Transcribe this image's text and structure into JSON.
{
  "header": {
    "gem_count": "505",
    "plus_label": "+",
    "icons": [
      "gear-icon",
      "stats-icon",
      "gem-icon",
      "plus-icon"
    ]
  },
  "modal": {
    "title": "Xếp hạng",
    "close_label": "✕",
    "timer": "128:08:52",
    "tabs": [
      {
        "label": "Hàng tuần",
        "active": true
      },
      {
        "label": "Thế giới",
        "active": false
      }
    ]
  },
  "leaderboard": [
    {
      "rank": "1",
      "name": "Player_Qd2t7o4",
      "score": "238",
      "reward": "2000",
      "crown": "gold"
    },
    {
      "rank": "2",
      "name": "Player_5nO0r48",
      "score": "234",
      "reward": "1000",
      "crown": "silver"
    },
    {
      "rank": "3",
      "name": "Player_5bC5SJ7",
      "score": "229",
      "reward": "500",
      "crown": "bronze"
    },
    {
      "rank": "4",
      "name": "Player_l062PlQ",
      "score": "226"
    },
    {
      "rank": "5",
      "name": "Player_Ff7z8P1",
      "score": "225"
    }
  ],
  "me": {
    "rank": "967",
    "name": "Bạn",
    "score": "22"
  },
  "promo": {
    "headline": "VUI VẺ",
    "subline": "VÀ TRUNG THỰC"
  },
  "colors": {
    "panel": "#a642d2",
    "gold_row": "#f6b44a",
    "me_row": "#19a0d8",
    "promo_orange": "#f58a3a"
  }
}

--

Description of the task =
Review the material and copy each line in which the word "name" appears.

Answer =
      "name": "Player_Qd2t7o4",
      "name": "Player_5nO0r48",
      "name": "Player_5bC5SJ7",
      "name": "Player_l062PlQ",
      "name": "Player_Ff7z8P1",
    "name": "Bạn",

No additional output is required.